____ DATA TO PROCESS
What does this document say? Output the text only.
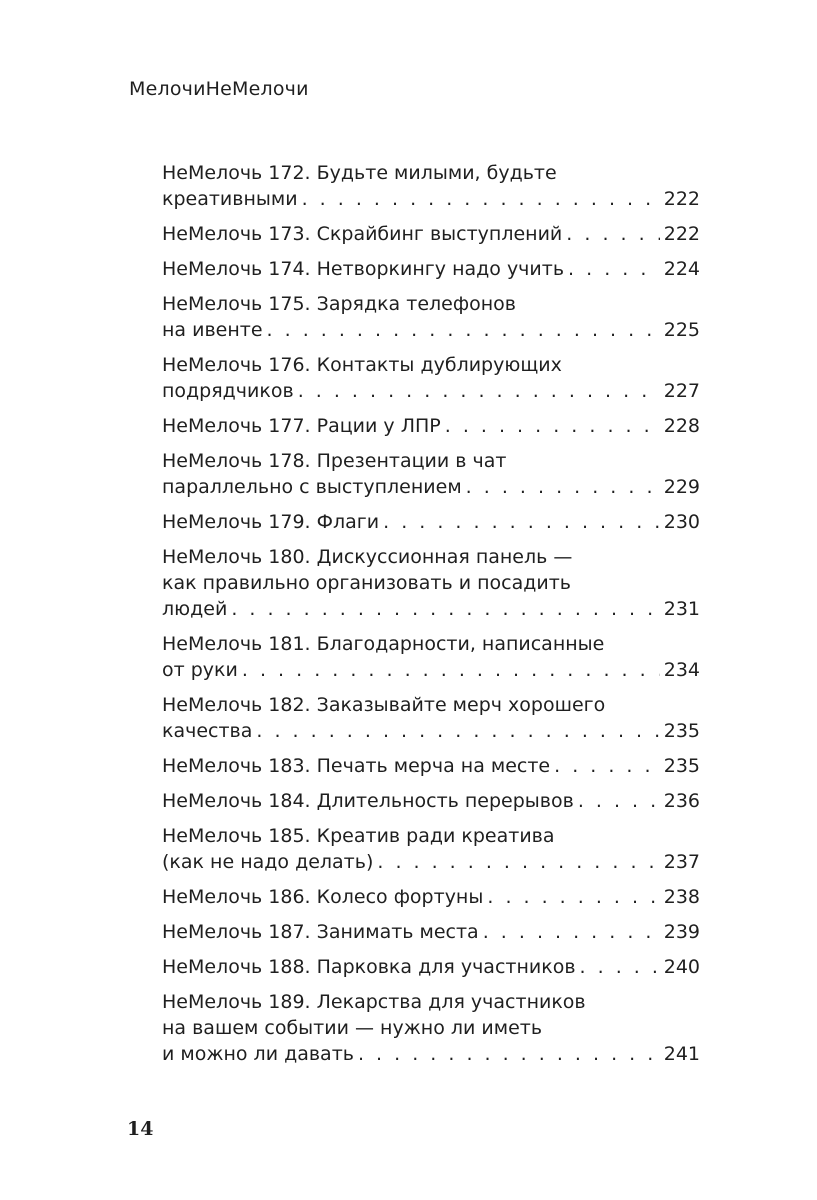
МелочиНеМелочи
НеМелочь 172. Будьте милыми, будьте
креативными . . .	222
НеМелочь 173. Скрайбинг выступлений . . .	222
НеМелочь 174. Нетворкингу надо учить . . .	224
НеМелочь 175. Зарядка телефонов
на ивенте . . .	225
НеМелочь 176. Контакты дублирующих
подрядчиков . . .	227
НеМелочь 177. Рации у ЛПР . . .	228
НеМелочь 178. Презентации в чат
параллельно с выступлением . . .	229
НеМелочь 179. Флаги . . .	230
НеМелочь 180. Дискуссионная панель —
как правильно организовать и посадить
людей . . .	231
НеМелочь 181. Благодарности, написанные
от руки . . .	234
НеМелочь 182. Заказывайте мерч хорошего
качества . . .	235
НеМелочь 183. Печать мерча на месте . . .	235
НеМелочь 184. Длительность перерывов . . .	236
НеМелочь 185. Креатив ради креатива
(как не надо делать) . . .	237
НеМелочь 186. Колесо фортуны . . .	238
НеМелочь 187. Занимать места . . .	239
НеМелочь 188. Парковка для участников . . .	240
НеМелочь 189. Лекарства для участников
на вашем событии — нужно ли иметь
и можно ли давать . . .	241
14
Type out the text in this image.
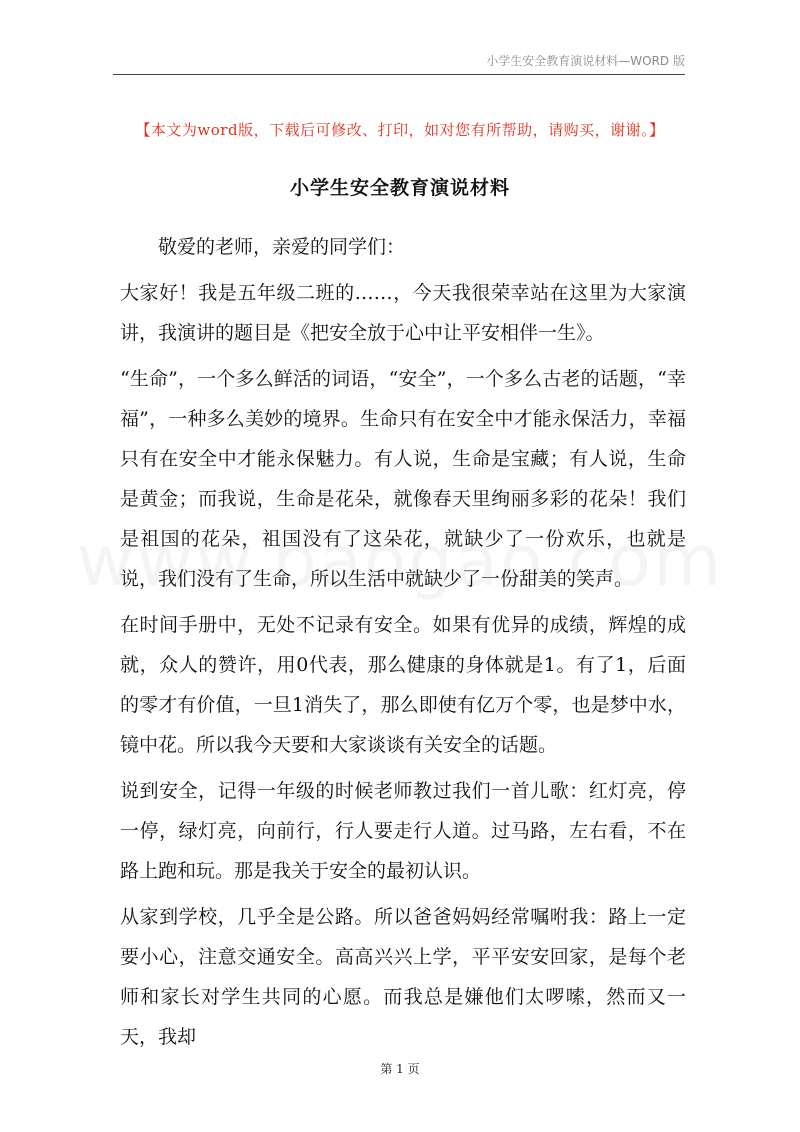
小学生安全教育演说材料—WORD 版
【本文为word版，下载后可修改、打印，如对您有所帮助，请购买，谢谢。】
小学生安全教育演说材料

敬爱的老师，亲爱的同学们：

大家好！我是五年级二班的……，今天我很荣幸站在这里为大家演讲，我演讲的题目是《把安全放于心中让平安相伴一生》。

“生命”，一个多么鲜活的词语，“安全”，一个多么古老的话题，“幸福”，一种多么美妙的境界。生命只有在安全中才能永保活力，幸福只有在安全中才能永保魅力。有人说，生命是宝藏；有人说，生命是黄金；而我说，生命是花朵，就像春天里绚丽多彩的花朵！我们是祖国的花朵，祖国没有了这朵花，就缺少了一份欢乐，也就是说，我们没有了生命，所以生活中就缺少了一份甜美的笑声。

在时间手册中，无处不记录有安全。如果有优异的成绩，辉煌的成就，众人的赞许，用0代表，那么健康的身体就是1。有了1，后面的零才有价值，一旦1消失了，那么即使有亿万个零，也是梦中水，镜中花。所以我今天要和大家谈谈有关安全的话题。

说到安全，记得一年级的时候老师教过我们一首儿歌：红灯亮，停一停，绿灯亮，向前行，行人要走行人道。过马路，左右看，不在路上跑和玩。那是我关于安全的最初认识。

从家到学校，几乎全是公路。所以爸爸妈妈经常嘱咐我：路上一定要小心，注意交通安全。高高兴兴上学，平平安安回家，是每个老师和家长对学生共同的心愿。而我总是嫌他们太啰嗦，然而又一天，我却

第 1 页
________
** TASK REQUIREMENTS **
Filter out all lines lacking the word "участников" and copy the rest.

** THE REPLY **
НеМелочь 188. Парковка для участников . . .	240
НеМелочь 189. Лекарства для участников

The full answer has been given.